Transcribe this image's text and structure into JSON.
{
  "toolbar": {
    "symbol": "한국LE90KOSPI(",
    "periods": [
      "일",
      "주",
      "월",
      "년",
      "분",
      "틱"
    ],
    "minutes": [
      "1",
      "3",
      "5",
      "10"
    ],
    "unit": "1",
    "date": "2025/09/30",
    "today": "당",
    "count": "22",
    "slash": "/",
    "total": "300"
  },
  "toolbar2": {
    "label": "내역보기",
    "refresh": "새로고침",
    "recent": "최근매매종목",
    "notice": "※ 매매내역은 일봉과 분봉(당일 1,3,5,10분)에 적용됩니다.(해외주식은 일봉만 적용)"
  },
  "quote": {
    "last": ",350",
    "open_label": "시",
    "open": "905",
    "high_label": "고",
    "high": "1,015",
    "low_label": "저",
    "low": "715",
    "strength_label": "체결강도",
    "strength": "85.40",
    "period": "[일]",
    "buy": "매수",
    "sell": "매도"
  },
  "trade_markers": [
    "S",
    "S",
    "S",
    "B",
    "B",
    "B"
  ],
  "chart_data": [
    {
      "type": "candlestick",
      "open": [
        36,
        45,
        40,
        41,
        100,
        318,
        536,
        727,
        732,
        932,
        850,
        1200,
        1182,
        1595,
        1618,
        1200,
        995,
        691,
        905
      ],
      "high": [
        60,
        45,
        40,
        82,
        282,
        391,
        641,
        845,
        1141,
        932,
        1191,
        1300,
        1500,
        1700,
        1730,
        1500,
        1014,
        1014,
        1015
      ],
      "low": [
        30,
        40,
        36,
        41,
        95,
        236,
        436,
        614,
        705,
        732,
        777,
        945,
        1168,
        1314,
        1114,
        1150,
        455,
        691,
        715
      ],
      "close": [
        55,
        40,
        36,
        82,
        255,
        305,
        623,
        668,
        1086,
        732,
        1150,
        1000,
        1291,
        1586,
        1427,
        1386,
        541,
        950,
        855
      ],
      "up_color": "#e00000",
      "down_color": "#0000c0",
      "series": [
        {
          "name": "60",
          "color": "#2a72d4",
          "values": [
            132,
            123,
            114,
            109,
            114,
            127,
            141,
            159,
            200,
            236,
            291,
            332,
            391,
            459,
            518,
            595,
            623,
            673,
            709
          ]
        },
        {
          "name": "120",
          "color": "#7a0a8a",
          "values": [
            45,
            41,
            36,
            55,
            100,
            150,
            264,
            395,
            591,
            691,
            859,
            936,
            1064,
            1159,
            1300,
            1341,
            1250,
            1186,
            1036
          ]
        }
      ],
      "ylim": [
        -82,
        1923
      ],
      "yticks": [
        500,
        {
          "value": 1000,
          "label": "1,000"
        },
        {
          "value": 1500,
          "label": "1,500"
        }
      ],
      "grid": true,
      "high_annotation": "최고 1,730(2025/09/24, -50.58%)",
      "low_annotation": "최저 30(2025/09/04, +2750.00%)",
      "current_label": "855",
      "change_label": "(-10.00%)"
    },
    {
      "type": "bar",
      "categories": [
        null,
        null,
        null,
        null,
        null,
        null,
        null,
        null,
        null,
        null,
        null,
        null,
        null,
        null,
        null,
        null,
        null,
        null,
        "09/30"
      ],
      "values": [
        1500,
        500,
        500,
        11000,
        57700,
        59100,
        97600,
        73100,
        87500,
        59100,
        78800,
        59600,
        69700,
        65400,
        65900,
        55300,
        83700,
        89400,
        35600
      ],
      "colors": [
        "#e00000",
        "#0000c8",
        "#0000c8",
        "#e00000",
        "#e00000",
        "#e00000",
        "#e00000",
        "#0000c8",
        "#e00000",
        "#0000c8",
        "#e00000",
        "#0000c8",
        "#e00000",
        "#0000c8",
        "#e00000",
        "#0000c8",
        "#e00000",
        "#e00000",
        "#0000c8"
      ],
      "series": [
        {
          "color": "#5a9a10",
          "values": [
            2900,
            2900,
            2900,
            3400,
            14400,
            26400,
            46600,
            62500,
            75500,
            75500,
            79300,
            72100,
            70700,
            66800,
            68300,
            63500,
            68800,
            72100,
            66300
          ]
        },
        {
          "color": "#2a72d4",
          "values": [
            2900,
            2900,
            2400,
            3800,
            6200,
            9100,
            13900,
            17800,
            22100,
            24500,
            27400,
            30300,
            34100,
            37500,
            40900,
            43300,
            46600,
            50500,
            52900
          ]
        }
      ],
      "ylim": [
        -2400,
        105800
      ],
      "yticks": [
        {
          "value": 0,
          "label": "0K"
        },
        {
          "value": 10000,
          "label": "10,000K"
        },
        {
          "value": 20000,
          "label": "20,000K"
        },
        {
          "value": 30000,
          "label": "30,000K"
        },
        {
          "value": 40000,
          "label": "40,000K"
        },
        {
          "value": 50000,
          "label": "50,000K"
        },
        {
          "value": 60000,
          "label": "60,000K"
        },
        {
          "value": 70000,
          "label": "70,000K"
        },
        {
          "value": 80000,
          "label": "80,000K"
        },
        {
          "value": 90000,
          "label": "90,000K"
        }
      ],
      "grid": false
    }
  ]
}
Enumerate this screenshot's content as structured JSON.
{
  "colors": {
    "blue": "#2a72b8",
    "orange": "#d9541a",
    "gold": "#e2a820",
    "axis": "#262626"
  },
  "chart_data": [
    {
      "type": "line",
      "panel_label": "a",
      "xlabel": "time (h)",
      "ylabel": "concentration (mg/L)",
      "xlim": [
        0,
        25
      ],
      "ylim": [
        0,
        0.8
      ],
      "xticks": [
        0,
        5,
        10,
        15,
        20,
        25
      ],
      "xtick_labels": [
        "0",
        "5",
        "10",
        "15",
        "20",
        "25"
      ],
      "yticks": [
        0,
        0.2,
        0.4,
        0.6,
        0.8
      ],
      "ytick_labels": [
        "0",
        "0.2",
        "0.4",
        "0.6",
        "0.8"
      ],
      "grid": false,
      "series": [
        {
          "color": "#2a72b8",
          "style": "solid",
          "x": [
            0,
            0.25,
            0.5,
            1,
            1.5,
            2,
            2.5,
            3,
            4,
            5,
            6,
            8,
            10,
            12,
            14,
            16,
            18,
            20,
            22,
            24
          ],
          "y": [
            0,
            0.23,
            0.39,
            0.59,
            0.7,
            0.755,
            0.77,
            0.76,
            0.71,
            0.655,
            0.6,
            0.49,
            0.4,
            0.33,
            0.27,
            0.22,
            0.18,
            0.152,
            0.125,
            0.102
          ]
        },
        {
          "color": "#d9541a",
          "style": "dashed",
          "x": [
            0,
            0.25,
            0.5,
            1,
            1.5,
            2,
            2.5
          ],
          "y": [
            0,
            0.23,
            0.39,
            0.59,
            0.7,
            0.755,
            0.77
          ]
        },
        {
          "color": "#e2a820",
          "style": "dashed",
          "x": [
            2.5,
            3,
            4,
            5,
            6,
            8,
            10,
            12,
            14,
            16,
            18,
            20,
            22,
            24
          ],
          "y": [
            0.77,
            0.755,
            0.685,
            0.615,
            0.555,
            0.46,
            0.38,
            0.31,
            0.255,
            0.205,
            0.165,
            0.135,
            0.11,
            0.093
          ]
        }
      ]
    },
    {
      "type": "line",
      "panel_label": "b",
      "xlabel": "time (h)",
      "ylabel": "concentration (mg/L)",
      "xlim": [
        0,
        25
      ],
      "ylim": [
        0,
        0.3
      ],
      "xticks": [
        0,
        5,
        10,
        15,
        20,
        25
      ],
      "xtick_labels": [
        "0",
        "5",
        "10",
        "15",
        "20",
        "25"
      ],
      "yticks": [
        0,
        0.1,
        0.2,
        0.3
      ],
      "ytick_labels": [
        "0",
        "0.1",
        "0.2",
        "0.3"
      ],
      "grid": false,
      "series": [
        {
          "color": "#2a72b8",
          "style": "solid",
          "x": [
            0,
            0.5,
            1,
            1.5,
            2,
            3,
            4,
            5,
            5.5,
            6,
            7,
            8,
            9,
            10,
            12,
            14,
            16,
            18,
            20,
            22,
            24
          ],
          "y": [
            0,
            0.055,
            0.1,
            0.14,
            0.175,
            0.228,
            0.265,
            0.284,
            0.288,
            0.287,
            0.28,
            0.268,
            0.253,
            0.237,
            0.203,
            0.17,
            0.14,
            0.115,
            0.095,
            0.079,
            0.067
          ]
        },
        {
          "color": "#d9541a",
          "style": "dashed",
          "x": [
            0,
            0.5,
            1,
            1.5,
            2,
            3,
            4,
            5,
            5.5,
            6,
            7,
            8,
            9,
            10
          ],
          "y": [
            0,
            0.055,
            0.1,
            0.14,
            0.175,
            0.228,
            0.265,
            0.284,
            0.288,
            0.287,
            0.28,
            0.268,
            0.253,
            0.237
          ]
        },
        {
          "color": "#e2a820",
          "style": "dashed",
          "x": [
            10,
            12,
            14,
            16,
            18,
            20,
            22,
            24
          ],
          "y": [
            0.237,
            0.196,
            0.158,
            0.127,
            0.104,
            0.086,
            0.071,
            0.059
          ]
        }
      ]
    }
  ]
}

(EXERCISE TASK): Check each line above for the word "grid", and copy the lines where it appears.

(EXERCISE OUTPUT):
      "grid": true,
      "grid": false
      "grid": false,
      "grid": false,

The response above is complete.